* begin *

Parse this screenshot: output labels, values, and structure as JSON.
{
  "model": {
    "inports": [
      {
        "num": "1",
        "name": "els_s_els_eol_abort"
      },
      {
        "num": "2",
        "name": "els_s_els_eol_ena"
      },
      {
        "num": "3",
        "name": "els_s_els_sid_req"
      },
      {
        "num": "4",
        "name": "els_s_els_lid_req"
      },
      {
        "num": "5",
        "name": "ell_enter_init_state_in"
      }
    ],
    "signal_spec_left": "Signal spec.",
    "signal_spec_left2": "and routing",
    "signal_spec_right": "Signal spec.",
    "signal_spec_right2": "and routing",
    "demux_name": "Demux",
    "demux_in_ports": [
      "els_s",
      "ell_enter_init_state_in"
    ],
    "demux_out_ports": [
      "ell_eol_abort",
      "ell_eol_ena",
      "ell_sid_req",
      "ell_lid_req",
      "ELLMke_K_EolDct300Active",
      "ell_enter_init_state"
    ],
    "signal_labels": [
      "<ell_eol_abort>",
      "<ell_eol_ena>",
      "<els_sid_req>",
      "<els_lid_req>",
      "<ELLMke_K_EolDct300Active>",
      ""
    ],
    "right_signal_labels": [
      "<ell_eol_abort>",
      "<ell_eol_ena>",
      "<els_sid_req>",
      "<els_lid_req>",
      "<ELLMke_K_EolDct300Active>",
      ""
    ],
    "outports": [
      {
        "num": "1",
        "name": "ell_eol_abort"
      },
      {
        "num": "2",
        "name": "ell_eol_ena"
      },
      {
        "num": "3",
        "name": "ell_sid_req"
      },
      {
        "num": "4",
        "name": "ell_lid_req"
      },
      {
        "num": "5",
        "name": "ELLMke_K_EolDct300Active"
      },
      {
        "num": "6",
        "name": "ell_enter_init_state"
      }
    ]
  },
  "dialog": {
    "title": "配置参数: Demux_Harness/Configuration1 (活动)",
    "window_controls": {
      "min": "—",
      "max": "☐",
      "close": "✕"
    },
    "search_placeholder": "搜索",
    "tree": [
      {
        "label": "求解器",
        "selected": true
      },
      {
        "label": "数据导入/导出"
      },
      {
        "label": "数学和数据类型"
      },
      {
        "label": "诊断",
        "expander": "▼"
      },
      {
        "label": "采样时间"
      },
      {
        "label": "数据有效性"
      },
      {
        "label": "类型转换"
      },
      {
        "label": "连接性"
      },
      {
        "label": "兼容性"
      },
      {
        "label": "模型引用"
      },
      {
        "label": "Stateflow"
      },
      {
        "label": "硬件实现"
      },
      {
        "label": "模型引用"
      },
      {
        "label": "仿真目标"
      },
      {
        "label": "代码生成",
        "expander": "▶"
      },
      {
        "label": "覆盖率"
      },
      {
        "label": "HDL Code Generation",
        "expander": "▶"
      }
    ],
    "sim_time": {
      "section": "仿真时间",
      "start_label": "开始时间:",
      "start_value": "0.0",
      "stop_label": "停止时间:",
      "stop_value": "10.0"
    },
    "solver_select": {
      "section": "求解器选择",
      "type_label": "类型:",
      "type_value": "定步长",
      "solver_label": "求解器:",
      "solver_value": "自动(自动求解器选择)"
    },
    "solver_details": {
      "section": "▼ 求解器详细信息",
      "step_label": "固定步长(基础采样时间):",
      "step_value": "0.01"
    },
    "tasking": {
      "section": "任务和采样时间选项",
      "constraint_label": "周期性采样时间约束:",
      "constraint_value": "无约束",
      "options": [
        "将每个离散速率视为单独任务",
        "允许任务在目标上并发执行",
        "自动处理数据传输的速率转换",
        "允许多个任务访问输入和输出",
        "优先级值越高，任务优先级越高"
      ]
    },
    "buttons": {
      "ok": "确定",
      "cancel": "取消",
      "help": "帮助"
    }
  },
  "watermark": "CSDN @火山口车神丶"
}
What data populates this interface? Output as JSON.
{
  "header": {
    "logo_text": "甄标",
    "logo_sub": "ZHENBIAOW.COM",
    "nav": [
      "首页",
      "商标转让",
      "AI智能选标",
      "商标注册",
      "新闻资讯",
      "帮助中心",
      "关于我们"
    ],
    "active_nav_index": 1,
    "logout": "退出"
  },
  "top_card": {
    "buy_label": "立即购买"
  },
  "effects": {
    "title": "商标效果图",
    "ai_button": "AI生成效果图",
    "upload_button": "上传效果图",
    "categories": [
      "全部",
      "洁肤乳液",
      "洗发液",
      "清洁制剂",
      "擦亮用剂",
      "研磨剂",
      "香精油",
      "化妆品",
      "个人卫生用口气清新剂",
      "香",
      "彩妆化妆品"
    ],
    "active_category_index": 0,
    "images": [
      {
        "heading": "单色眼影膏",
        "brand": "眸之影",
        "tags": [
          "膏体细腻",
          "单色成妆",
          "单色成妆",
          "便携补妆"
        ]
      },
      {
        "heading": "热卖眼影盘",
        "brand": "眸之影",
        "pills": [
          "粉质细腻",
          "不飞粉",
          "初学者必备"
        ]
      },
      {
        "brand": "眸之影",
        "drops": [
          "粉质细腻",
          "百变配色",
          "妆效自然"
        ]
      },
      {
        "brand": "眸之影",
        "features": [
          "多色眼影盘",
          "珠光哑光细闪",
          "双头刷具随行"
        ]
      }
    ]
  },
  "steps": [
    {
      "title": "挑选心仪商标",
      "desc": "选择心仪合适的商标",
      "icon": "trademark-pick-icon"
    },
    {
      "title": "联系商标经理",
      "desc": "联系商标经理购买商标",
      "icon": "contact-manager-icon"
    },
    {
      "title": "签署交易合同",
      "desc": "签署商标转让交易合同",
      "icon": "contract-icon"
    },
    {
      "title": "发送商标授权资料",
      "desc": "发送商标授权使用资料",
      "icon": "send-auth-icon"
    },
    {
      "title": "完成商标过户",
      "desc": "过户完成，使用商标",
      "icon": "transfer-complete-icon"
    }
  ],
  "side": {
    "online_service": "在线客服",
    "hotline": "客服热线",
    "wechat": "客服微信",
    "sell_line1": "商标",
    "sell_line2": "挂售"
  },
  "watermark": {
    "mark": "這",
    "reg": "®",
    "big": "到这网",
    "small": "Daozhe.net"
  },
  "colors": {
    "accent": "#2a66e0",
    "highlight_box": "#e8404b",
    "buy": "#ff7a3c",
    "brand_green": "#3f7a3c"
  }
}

* end *

Reproduce the material in full, with no word added or dropped.

Parse this screenshot: output labels, values, and structure as JSON.
{
  "model": {
    "inports": [
      {
        "num": "1",
        "name": "els_s_els_eol_abort"
      },
      {
        "num": "2",
        "name": "els_s_els_eol_ena"
      },
      {
        "num": "3",
        "name": "els_s_els_sid_req"
      },
      {
        "num": "4",
        "name": "els_s_els_lid_req"
      },
      {
        "num": "5",
        "name": "ell_enter_init_state_in"
      }
    ],
    "signal_spec_left": "Signal spec.",
    "signal_spec_left2": "and routing",
    "signal_spec_right": "Signal spec.",
    "signal_spec_right2": "and routing",
    "demux_name": "Demux",
    "demux_in_ports": [
      "els_s",
      "ell_enter_init_state_in"
    ],
    "demux_out_ports": [
      "ell_eol_abort",
      "ell_eol_ena",
      "ell_sid_req",
      "ell_lid_req",
      "ELLMke_K_EolDct300Active",
      "ell_enter_init_state"
    ],
    "signal_labels": [
      "<ell_eol_abort>",
      "<ell_eol_ena>",
      "<els_sid_req>",
      "<els_lid_req>",
      "<ELLMke_K_EolDct300Active>",
      ""
    ],
    "right_signal_labels": [
      "<ell_eol_abort>",
      "<ell_eol_ena>",
      "<els_sid_req>",
      "<els_lid_req>",
      "<ELLMke_K_EolDct300Active>",
      ""
    ],
    "outports": [
      {
        "num": "1",
        "name": "ell_eol_abort"
      },
      {
        "num": "2",
        "name": "ell_eol_ena"
      },
      {
        "num": "3",
        "name": "ell_sid_req"
      },
      {
        "num": "4",
        "name": "ell_lid_req"
      },
      {
        "num": "5",
        "name": "ELLMke_K_EolDct300Active"
      },
      {
        "num": "6",
        "name": "ell_enter_init_state"
      }
    ]
  },
  "dialog": {
    "title": "配置参数: Demux_Harness/Configuration1 (活动)",
    "window_controls": {
      "min": "—",
      "max": "☐",
      "close": "✕"
    },
    "search_placeholder": "搜索",
    "tree": [
      {
        "label": "求解器",
        "selected": true
      },
      {
        "label": "数据导入/导出"
      },
      {
        "label": "数学和数据类型"
      },
      {
        "label": "诊断",
        "expander": "▼"
      },
      {
        "label": "采样时间"
      },
      {
        "label": "数据有效性"
      },
      {
        "label": "类型转换"
      },
      {
        "label": "连接性"
      },
      {
        "label": "兼容性"
      },
      {
        "label": "模型引用"
      },
      {
        "label": "Stateflow"
      },
      {
        "label": "硬件实现"
      },
      {
        "label": "模型引用"
      },
      {
        "label": "仿真目标"
      },
      {
        "label": "代码生成",
        "expander": "▶"
      },
      {
        "label": "覆盖率"
      },
      {
        "label": "HDL Code Generation",
        "expander": "▶"
      }
    ],
    "sim_time": {
      "section": "仿真时间",
      "start_label": "开始时间:",
      "start_value": "0.0",
      "stop_label": "停止时间:",
      "stop_value": "10.0"
    },
    "solver_select": {
      "section": "求解器选择",
      "type_label": "类型:",
      "type_value": "定步长",
      "solver_label": "求解器:",
      "solver_value": "自动(自动求解器选择)"
    },
    "solver_details": {
      "section": "▼ 求解器详细信息",
      "step_label": "固定步长(基础采样时间):",
      "step_value": "0.01"
    },
    "tasking": {
      "section": "任务和采样时间选项",
      "constraint_label": "周期性采样时间约束:",
      "constraint_value": "无约束",
      "options": [
        "将每个离散速率视为单独任务",
        "允许任务在目标上并发执行",
        "自动处理数据传输的速率转换",
        "允许多个任务访问输入和输出",
        "优先级值越高，任务优先级越高"
      ]
    },
    "buttons": {
      "ok": "确定",
      "cancel": "取消",
      "help": "帮助"
    }
  },
  "watermark": "CSDN @火山口车神丶"
}
What data populates this interface? Output as JSON.
{
  "header": {
    "logo_text": "甄标",
    "logo_sub": "ZHENBIAOW.COM",
    "nav": [
      "首页",
      "商标转让",
      "AI智能选标",
      "商标注册",
      "新闻资讯",
      "帮助中心",
      "关于我们"
    ],
    "active_nav_index": 1,
    "logout": "退出"
  },
  "top_card": {
    "buy_label": "立即购买"
  },
  "effects": {
    "title": "商标效果图",
    "ai_button": "AI生成效果图",
    "upload_button": "上传效果图",
    "categories": [
      "全部",
      "洁肤乳液",
      "洗发液",
      "清洁制剂",
      "擦亮用剂",
      "研磨剂",
      "香精油",
      "化妆品",
      "个人卫生用口气清新剂",
      "香",
      "彩妆化妆品"
    ],
    "active_category_index": 0,
    "images": [
      {
        "heading": "单色眼影膏",
        "brand": "眸之影",
        "tags": [
          "膏体细腻",
          "单色成妆",
          "单色成妆",
          "便携补妆"
        ]
      },
      {
        "heading": "热卖眼影盘",
        "brand": "眸之影",
        "pills": [
          "粉质细腻",
          "不飞粉",
          "初学者必备"
        ]
      },
      {
        "brand": "眸之影",
        "drops": [
          "粉质细腻",
          "百变配色",
          "妆效自然"
        ]
      },
      {
        "brand": "眸之影",
        "features": [
          "多色眼影盘",
          "珠光哑光细闪",
          "双头刷具随行"
        ]
      }
    ]
  },
  "steps": [
    {
      "title": "挑选心仪商标",
      "desc": "选择心仪合适的商标",
      "icon": "trademark-pick-icon"
    },
    {
      "title": "联系商标经理",
      "desc": "联系商标经理购买商标",
      "icon": "contact-manager-icon"
    },
    {
      "title": "签署交易合同",
      "desc": "签署商标转让交易合同",
      "icon": "contract-icon"
    },
    {
      "title": "发送商标授权资料",
      "desc": "发送商标授权使用资料",
      "icon": "send-auth-icon"
    },
    {
      "title": "完成商标过户",
      "desc": "过户完成，使用商标",
      "icon": "transfer-complete-icon"
    }
  ],
  "side": {
    "online_service": "在线客服",
    "hotline": "客服热线",
    "wechat": "客服微信",
    "sell_line1": "商标",
    "sell_line2": "挂售"
  },
  "watermark": {
    "mark": "這",
    "reg": "®",
    "big": "到这网",
    "small": "Daozhe.net"
  },
  "colors": {
    "accent": "#2a66e0",
    "highlight_box": "#e8404b",
    "buy": "#ff7a3c",
    "brand_green": "#3f7a3c"
  }
}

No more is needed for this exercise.